Recorded data

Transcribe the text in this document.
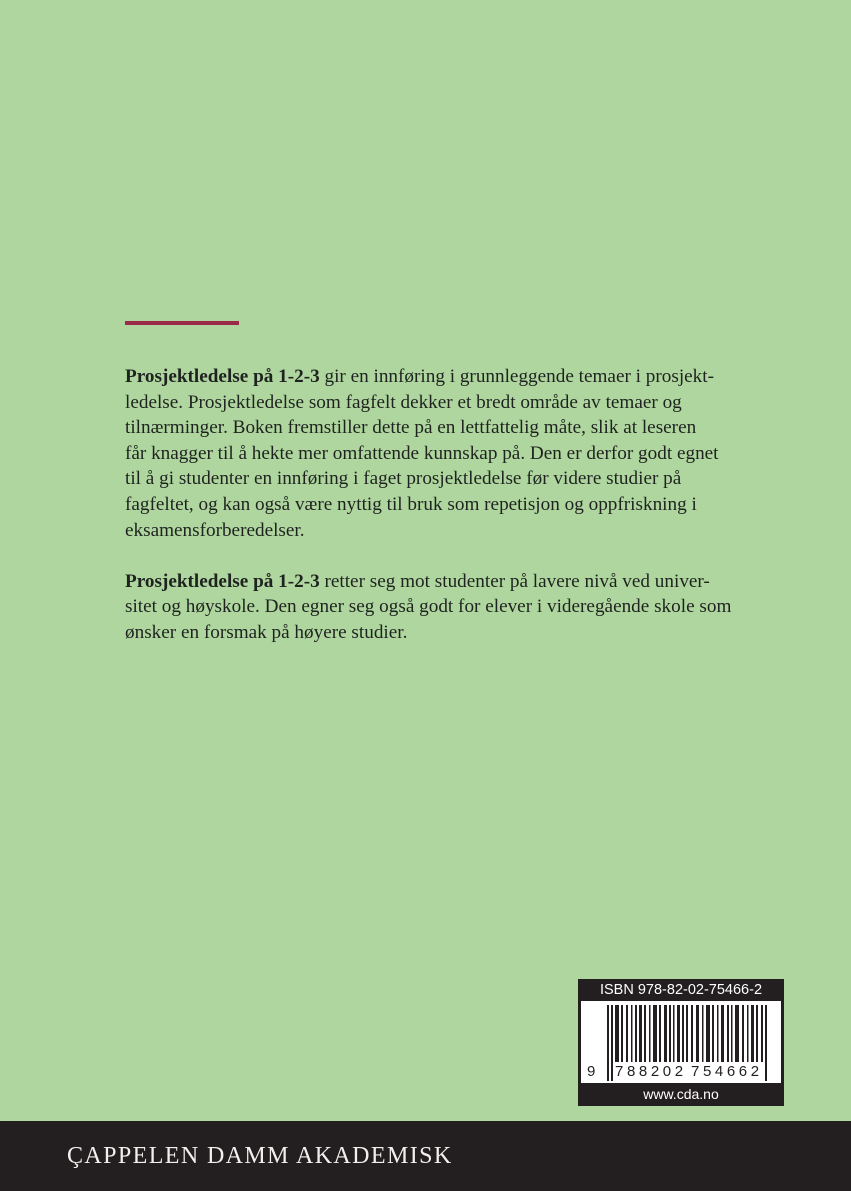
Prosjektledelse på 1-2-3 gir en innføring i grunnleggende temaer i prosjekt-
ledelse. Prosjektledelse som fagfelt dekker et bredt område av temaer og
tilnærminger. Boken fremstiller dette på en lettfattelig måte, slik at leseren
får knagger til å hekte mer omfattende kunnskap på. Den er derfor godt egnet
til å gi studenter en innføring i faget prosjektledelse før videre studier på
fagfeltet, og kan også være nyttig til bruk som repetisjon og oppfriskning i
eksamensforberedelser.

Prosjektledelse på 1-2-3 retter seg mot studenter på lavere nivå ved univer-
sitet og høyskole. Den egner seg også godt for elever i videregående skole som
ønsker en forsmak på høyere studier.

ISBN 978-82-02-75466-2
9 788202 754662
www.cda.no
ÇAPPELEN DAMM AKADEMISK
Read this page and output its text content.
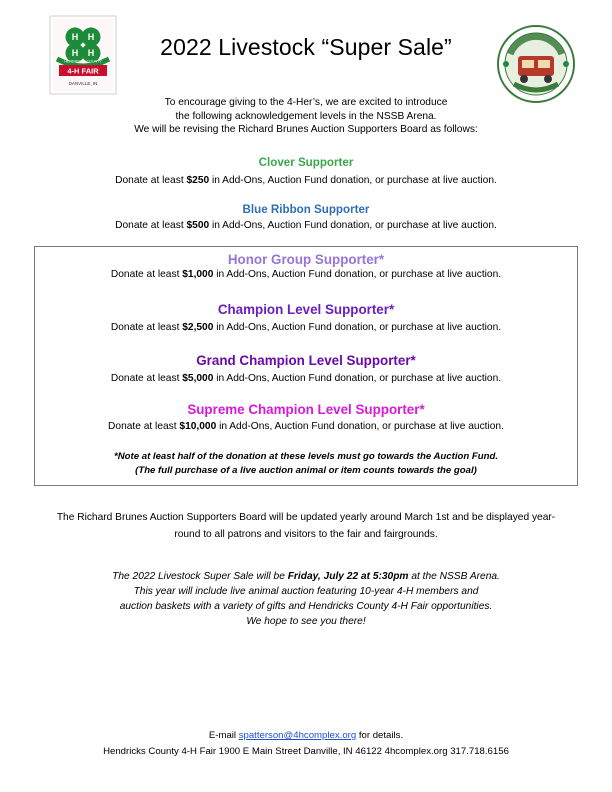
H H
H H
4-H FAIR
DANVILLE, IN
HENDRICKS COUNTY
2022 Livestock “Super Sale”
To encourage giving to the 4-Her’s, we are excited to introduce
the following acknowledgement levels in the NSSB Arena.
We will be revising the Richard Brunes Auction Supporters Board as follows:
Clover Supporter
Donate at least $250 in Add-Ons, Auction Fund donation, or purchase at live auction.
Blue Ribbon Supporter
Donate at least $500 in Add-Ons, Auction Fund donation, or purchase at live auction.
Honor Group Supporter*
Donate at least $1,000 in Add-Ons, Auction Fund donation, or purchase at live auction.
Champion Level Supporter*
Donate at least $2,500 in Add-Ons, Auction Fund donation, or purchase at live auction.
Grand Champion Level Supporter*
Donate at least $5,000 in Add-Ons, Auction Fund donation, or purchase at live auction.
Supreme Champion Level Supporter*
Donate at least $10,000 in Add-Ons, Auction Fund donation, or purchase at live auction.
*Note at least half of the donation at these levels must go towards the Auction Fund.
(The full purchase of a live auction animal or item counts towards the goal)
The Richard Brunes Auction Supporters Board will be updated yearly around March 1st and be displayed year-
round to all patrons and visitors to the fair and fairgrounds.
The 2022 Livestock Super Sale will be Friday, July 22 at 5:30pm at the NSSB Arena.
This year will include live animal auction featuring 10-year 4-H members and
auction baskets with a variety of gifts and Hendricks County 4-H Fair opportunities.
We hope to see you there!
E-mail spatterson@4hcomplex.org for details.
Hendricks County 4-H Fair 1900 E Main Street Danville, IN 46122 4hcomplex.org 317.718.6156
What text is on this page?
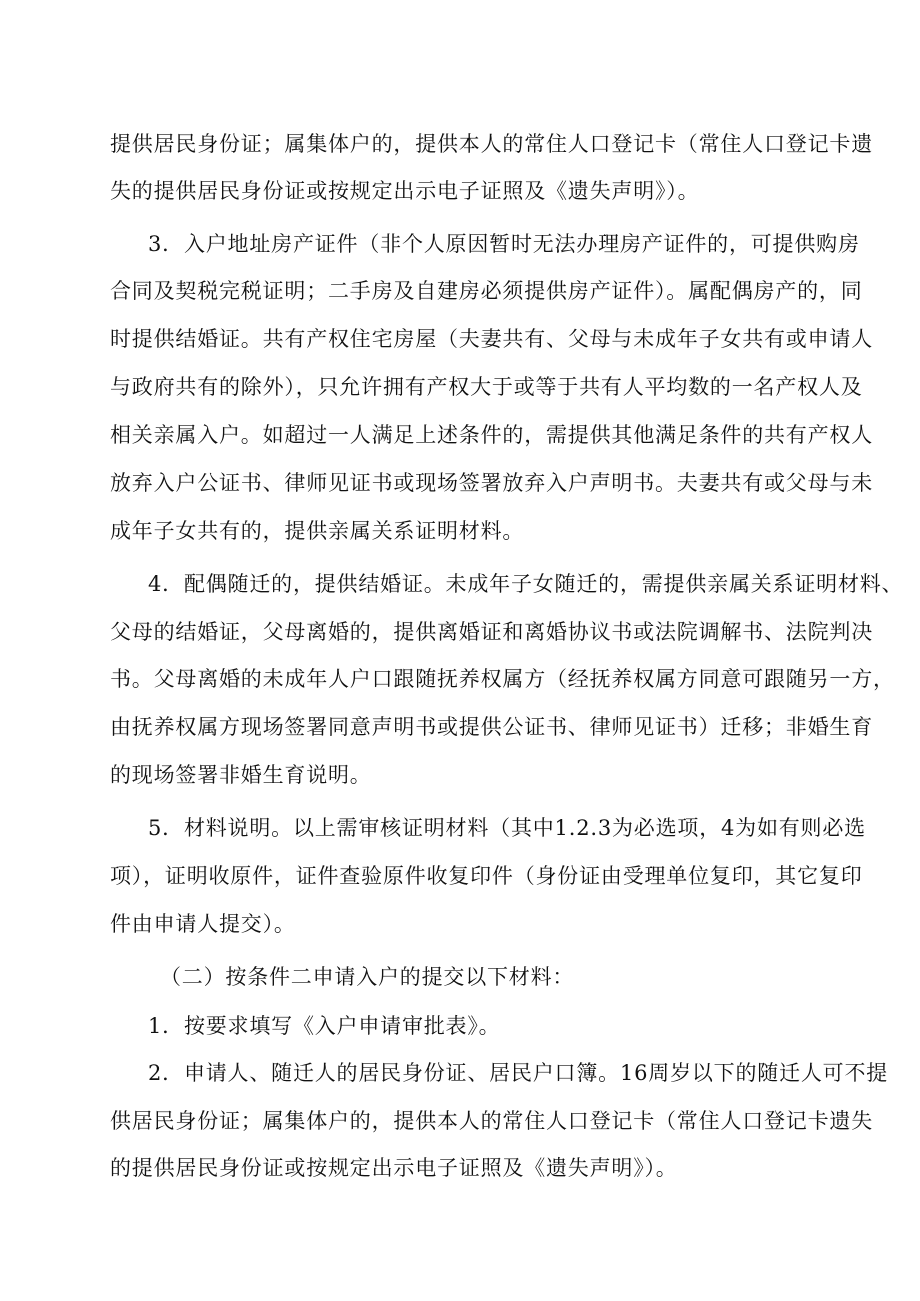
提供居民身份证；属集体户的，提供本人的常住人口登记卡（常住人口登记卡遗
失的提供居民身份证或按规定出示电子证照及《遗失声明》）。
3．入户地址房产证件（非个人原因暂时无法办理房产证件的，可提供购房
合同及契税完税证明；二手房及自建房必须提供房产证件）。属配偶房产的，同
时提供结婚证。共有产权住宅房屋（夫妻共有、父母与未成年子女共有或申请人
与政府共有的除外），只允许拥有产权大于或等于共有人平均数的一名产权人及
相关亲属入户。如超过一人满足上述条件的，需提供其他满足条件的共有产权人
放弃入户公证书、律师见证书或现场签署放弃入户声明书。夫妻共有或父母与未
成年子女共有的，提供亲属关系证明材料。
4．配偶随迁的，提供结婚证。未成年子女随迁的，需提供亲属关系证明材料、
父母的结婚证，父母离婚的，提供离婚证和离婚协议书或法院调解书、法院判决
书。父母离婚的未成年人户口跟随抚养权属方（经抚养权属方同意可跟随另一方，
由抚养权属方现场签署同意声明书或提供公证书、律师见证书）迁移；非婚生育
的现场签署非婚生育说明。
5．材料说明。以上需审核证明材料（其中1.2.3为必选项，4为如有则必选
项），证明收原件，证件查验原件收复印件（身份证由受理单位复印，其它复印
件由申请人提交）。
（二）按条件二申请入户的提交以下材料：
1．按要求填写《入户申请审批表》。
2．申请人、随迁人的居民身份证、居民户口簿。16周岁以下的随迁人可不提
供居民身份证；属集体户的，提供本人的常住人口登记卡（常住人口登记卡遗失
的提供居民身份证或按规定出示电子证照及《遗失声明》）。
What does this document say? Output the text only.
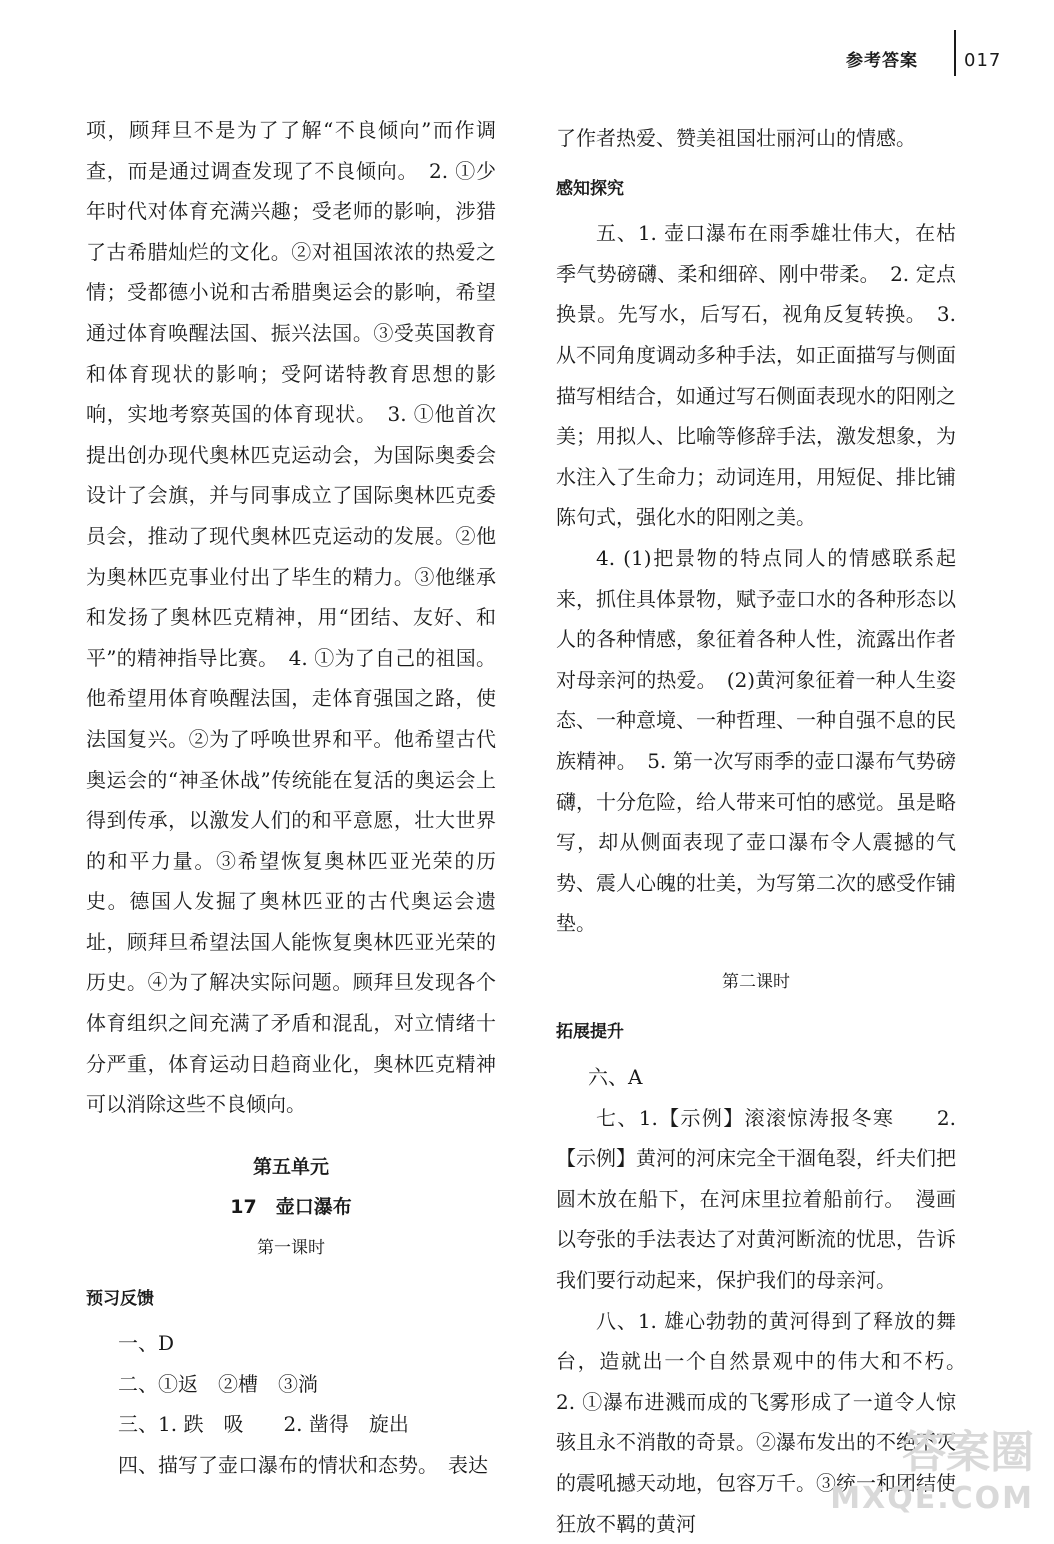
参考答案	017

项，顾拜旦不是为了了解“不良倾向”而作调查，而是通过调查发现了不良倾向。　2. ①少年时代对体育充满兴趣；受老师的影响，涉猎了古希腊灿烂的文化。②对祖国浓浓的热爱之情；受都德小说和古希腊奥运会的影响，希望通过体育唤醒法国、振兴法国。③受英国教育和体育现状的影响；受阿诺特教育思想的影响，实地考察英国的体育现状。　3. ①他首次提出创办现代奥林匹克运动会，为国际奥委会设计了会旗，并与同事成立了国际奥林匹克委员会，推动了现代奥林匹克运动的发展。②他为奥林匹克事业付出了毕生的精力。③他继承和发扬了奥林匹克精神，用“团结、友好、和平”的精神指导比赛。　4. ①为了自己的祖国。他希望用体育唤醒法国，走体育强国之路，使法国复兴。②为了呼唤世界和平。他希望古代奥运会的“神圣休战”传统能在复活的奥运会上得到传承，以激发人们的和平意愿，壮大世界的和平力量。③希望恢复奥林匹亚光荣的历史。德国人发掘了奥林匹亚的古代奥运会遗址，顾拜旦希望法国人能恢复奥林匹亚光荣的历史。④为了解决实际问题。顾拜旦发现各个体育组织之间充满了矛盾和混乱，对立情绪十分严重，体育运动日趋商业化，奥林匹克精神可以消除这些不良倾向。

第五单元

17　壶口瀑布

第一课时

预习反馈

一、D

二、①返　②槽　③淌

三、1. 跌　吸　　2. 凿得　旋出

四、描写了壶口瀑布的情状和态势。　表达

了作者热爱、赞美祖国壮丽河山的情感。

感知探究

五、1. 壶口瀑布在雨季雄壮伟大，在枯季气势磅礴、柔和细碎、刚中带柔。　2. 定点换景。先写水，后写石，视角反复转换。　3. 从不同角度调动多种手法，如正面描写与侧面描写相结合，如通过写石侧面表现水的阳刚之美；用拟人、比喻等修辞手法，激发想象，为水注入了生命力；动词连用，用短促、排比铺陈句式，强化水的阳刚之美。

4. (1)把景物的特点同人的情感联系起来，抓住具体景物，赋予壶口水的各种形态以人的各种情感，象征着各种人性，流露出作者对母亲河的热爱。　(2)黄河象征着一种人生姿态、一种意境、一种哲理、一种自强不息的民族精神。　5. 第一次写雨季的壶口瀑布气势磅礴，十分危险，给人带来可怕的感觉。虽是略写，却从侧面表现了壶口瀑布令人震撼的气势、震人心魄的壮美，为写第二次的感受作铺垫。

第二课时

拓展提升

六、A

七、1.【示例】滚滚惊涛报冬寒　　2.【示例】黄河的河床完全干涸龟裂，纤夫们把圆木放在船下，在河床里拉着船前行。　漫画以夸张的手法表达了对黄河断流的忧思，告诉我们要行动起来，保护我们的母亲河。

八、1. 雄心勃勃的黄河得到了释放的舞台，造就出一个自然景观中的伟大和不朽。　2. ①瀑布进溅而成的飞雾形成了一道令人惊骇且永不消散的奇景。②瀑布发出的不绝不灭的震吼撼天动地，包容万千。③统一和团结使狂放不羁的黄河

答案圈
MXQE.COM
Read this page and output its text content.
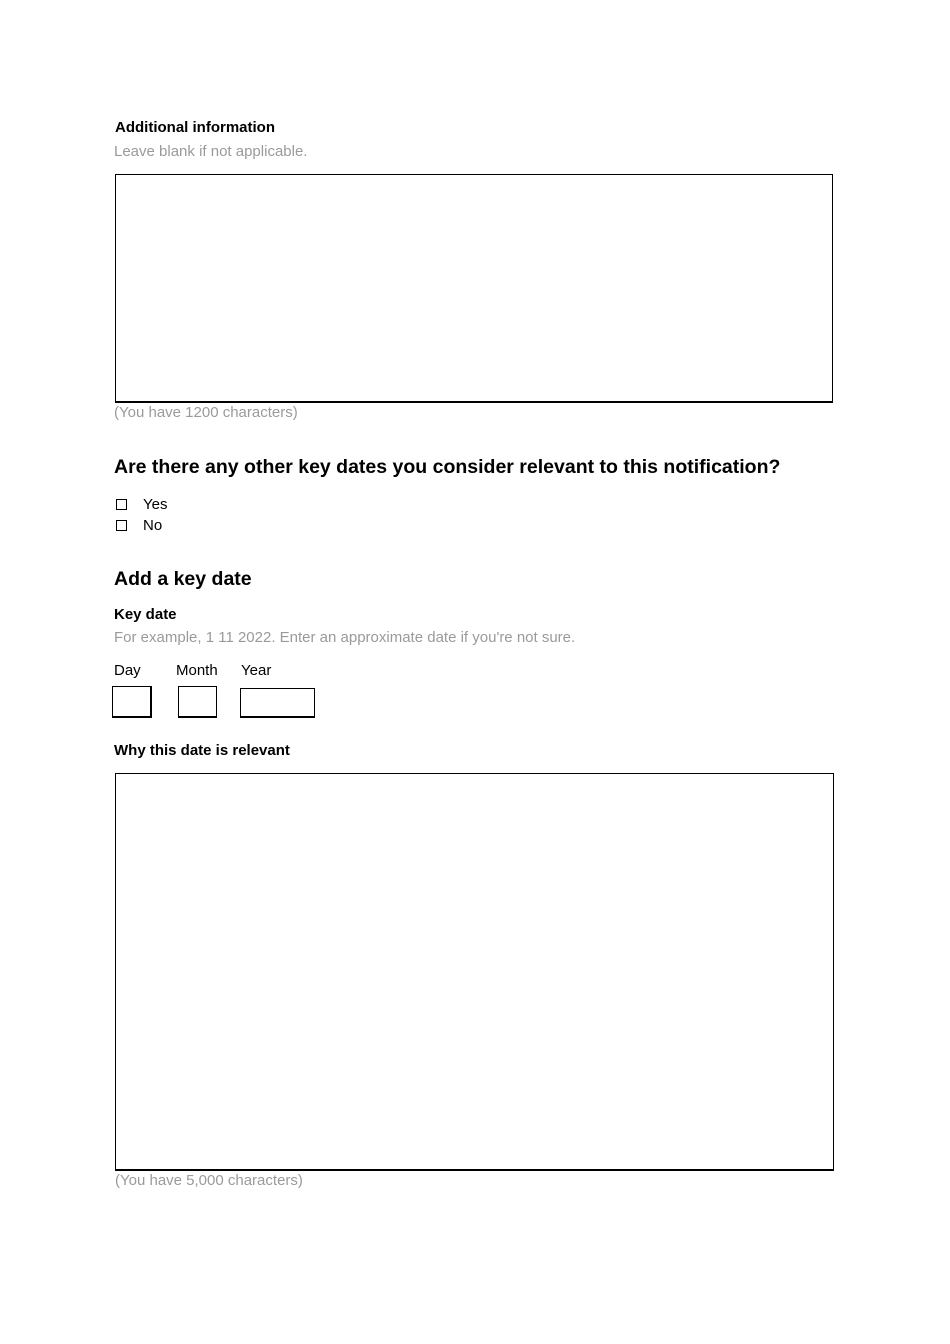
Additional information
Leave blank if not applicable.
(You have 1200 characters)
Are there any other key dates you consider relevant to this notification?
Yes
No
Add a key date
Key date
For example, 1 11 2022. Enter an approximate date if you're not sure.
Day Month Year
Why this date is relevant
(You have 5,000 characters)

WHAT IS REQUIRED
Report only how many lines in the listing contain the string "Arena".

FULL RESPONSE
2